>> start

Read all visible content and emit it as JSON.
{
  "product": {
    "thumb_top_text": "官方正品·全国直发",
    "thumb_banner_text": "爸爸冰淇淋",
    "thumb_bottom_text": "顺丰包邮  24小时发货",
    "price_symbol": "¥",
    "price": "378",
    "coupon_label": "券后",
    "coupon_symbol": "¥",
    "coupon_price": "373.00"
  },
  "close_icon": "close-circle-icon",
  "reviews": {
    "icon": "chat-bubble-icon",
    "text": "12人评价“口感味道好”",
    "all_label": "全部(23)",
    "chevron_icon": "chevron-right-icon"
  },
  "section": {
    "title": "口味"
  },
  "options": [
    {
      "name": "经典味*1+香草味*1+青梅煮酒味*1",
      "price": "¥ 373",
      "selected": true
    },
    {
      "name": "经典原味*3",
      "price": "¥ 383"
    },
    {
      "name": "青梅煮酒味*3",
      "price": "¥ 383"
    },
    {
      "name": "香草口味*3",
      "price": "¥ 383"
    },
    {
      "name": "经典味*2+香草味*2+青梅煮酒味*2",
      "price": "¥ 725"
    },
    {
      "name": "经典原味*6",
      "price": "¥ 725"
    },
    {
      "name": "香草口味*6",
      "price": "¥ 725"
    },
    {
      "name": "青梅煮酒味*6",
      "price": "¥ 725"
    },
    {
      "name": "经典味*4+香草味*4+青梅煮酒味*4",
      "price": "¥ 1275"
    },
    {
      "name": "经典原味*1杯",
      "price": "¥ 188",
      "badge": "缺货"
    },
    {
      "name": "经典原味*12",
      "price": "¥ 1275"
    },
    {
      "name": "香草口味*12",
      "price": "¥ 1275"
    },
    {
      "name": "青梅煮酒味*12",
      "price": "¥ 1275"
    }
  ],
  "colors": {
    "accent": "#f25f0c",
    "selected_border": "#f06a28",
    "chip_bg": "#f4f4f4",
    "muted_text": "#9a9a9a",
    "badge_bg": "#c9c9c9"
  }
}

>> end

## WHAT IS ASKED
Copy out each line that contains the word "icon".

## PROBLEM SOLUTION
  "close_icon": "close-circle-icon",
    "icon": "chat-bubble-icon",
    "chevron_icon": "chevron-right-icon"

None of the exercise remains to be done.